> _Data records_
+ + +
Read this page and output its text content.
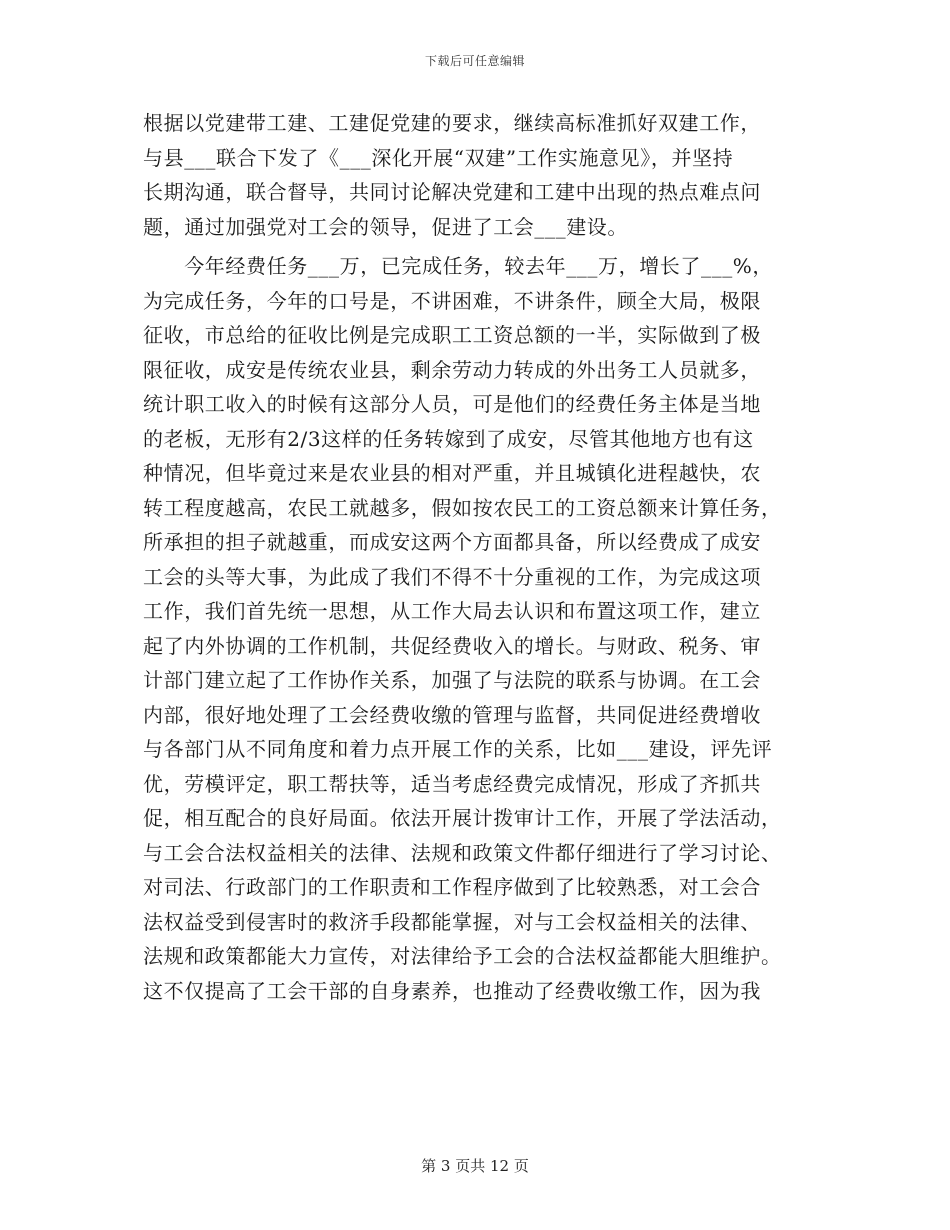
下载后可任意编辑
根据以党建带工建、工建促党建的要求，继续高标准抓好双建工作，
与县___联合下发了《___深化开展“双建”工作实施意见》，并坚持
长期沟通，联合督导，共同讨论解决党建和工建中出现的热点难点问
题，通过加强党对工会的领导，促进了工会___建设。
　　今年经费任务___万，已完成任务，较去年___万，增长了___%，
为完成任务，今年的口号是，不讲困难，不讲条件，顾全大局，极限
征收，市总给的征收比例是完成职工工资总额的一半，实际做到了极
限征收，成安是传统农业县，剩余劳动力转成的外出务工人员就多，
统计职工收入的时候有这部分人员，可是他们的经费任务主体是当地
的老板，无形有2/3这样的任务转嫁到了成安，尽管其他地方也有这
种情况，但毕竟过来是农业县的相对严重，并且城镇化进程越快，农
转工程度越高，农民工就越多，假如按农民工的工资总额来计算任务，
所承担的担子就越重，而成安这两个方面都具备，所以经费成了成安
工会的头等大事，为此成了我们不得不十分重视的工作，为完成这项
工作，我们首先统一思想，从工作大局去认识和布置这项工作，建立
起了内外协调的工作机制，共促经费收入的增长。与财政、税务、审
计部门建立起了工作协作关系，加强了与法院的联系与协调。在工会
内部，很好地处理了工会经费收缴的管理与监督，共同促进经费增收
与各部门从不同角度和着力点开展工作的关系，比如___建设，评先评
优，劳模评定，职工帮扶等，适当考虑经费完成情况，形成了齐抓共
促，相互配合的良好局面。依法开展计拨审计工作，开展了学法活动，
与工会合法权益相关的法律、法规和政策文件都仔细进行了学习讨论、
对司法、行政部门的工作职责和工作程序做到了比较熟悉，对工会合
法权益受到侵害时的救济手段都能掌握，对与工会权益相关的法律、
法规和政策都能大力宣传，对法律给予工会的合法权益都能大胆维护。
这不仅提高了工会干部的自身素养，也推动了经费收缴工作，因为我
第 3 页共 12 页
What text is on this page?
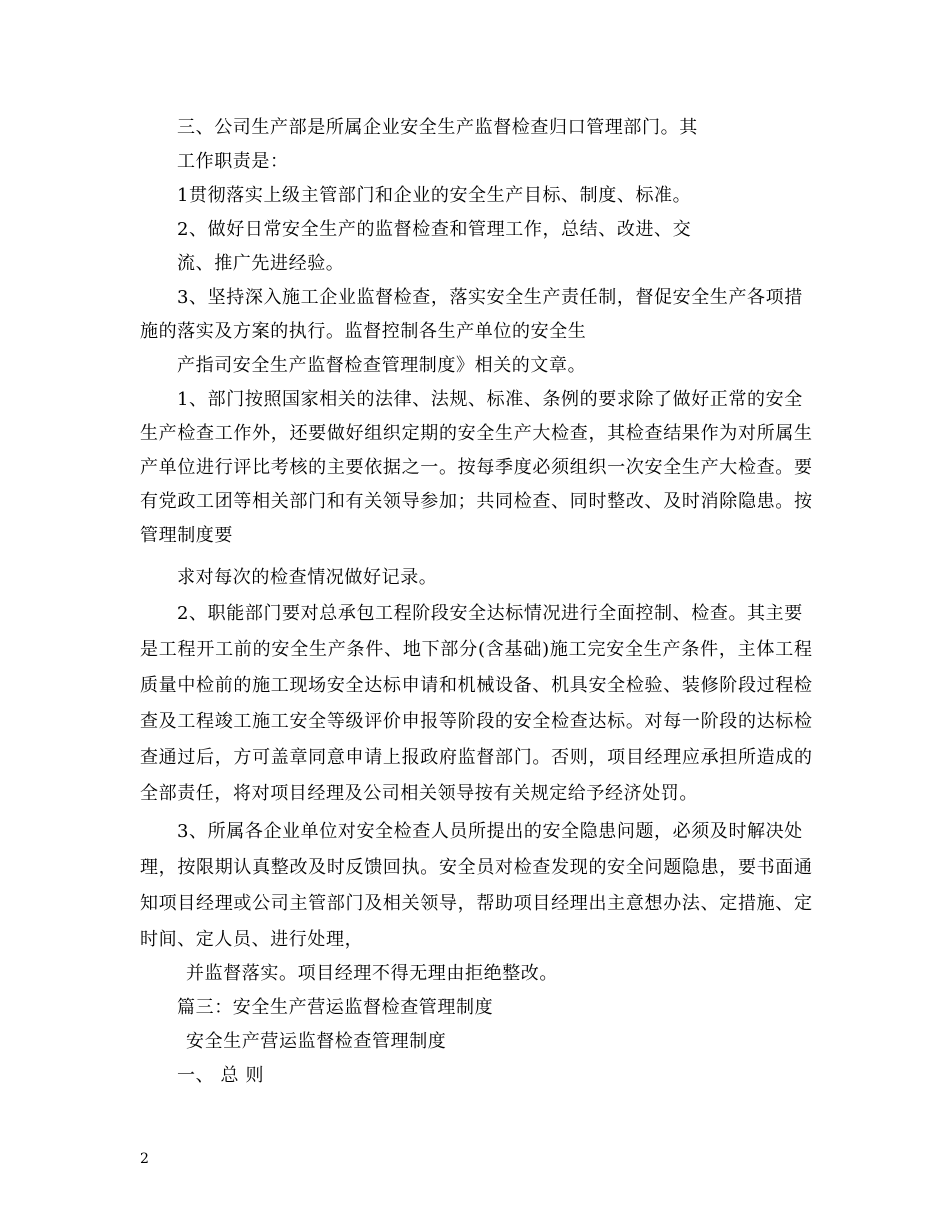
三、公司生产部是所属企业安全生产监督检查归口管理部门。其
工作职责是：
1贯彻落实上级主管部门和企业的安全生产目标、制度、标准。
2、做好日常安全生产的监督检查和管理工作，总结、改进、交
流、推广先进经验。
3、坚持深入施工企业监督检查，落实安全生产责任制，督促安全生产各项措
施的落实及方案的执行。监督控制各生产单位的安全生
产指司安全生产监督检查管理制度》相关的文章。
1、部门按照国家相关的法律、法规、标准、条例的要求除了做好正常的安全
生产检查工作外，还要做好组织定期的安全生产大检查，其检查结果作为对所属生
产单位进行评比考核的主要依据之一。按每季度必须组织一次安全生产大检查。要
有党政工团等相关部门和有关领导参加；共同检查、同时整改、及时消除隐患。按
管理制度要
求对每次的检查情况做好记录。
2、职能部门要对总承包工程阶段安全达标情况进行全面控制、检查。其主要
是工程开工前的安全生产条件、地下部分(含基础)施工完安全生产条件，主体工程
质量中检前的施工现场安全达标申请和机械设备、机具安全检验、装修阶段过程检
查及工程竣工施工安全等级评价申报等阶段的安全检查达标。对每一阶段的达标检
查通过后，方可盖章同意申请上报政府监督部门。否则，项目经理应承担所造成的
全部责任，将对项目经理及公司相关领导按有关规定给予经济处罚。
3、所属各企业单位对安全检查人员所提出的安全隐患问题，必须及时解决处
理，按限期认真整改及时反馈回执。安全员对检查发现的安全问题隐患，要书面通
知项目经理或公司主管部门及相关领导，帮助项目经理出主意想办法、定措施、定
时间、定人员、进行处理，
并监督落实。项目经理不得无理由拒绝整改。
篇三：安全生产营运监督检查管理制度
安全生产营运监督检查管理制度
一、 总 则
2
+ + +
> _Directions for this task_
Without the pictures, write out all of the material exactly.

> _Exercise response_
Read this page and output its text content.
下载后可任意编辑
根据以党建带工建、工建促党建的要求，继续高标准抓好双建工作，
与县___联合下发了《___深化开展“双建”工作实施意见》，并坚持
长期沟通，联合督导，共同讨论解决党建和工建中出现的热点难点问
题，通过加强党对工会的领导，促进了工会___建设。
　　今年经费任务___万，已完成任务，较去年___万，增长了___%，
为完成任务，今年的口号是，不讲困难，不讲条件，顾全大局，极限
征收，市总给的征收比例是完成职工工资总额的一半，实际做到了极
限征收，成安是传统农业县，剩余劳动力转成的外出务工人员就多，
统计职工收入的时候有这部分人员，可是他们的经费任务主体是当地
的老板，无形有2/3这样的任务转嫁到了成安，尽管其他地方也有这
种情况，但毕竟过来是农业县的相对严重，并且城镇化进程越快，农
转工程度越高，农民工就越多，假如按农民工的工资总额来计算任务，
所承担的担子就越重，而成安这两个方面都具备，所以经费成了成安
工会的头等大事，为此成了我们不得不十分重视的工作，为完成这项
工作，我们首先统一思想，从工作大局去认识和布置这项工作，建立
起了内外协调的工作机制，共促经费收入的增长。与财政、税务、审
计部门建立起了工作协作关系，加强了与法院的联系与协调。在工会
内部，很好地处理了工会经费收缴的管理与监督，共同促进经费增收
与各部门从不同角度和着力点开展工作的关系，比如___建设，评先评
优，劳模评定，职工帮扶等，适当考虑经费完成情况，形成了齐抓共
促，相互配合的良好局面。依法开展计拨审计工作，开展了学法活动，
与工会合法权益相关的法律、法规和政策文件都仔细进行了学习讨论、
对司法、行政部门的工作职责和工作程序做到了比较熟悉，对工会合
法权益受到侵害时的救济手段都能掌握，对与工会权益相关的法律、
法规和政策都能大力宣传，对法律给予工会的合法权益都能大胆维护。
这不仅提高了工会干部的自身素养，也推动了经费收缴工作，因为我
第 3 页共 12 页
What text is on this page?
三、公司生产部是所属企业安全生产监督检查归口管理部门。其
工作职责是：
1贯彻落实上级主管部门和企业的安全生产目标、制度、标准。
2、做好日常安全生产的监督检查和管理工作，总结、改进、交
流、推广先进经验。
3、坚持深入施工企业监督检查，落实安全生产责任制，督促安全生产各项措
施的落实及方案的执行。监督控制各生产单位的安全生
产指司安全生产监督检查管理制度》相关的文章。
1、部门按照国家相关的法律、法规、标准、条例的要求除了做好正常的安全
生产检查工作外，还要做好组织定期的安全生产大检查，其检查结果作为对所属生
产单位进行评比考核的主要依据之一。按每季度必须组织一次安全生产大检查。要
有党政工团等相关部门和有关领导参加；共同检查、同时整改、及时消除隐患。按
管理制度要
求对每次的检查情况做好记录。
2、职能部门要对总承包工程阶段安全达标情况进行全面控制、检查。其主要
是工程开工前的安全生产条件、地下部分(含基础)施工完安全生产条件，主体工程
质量中检前的施工现场安全达标申请和机械设备、机具安全检验、装修阶段过程检
查及工程竣工施工安全等级评价申报等阶段的安全检查达标。对每一阶段的达标检
查通过后，方可盖章同意申请上报政府监督部门。否则，项目经理应承担所造成的
全部责任，将对项目经理及公司相关领导按有关规定给予经济处罚。
3、所属各企业单位对安全检查人员所提出的安全隐患问题，必须及时解决处
理，按限期认真整改及时反馈回执。安全员对检查发现的安全问题隐患，要书面通
知项目经理或公司主管部门及相关领导，帮助项目经理出主意想办法、定措施、定
时间、定人员、进行处理，
并监督落实。项目经理不得无理由拒绝整改。
篇三：安全生产营运监督检查管理制度
安全生产营运监督检查管理制度
一、 总 则
2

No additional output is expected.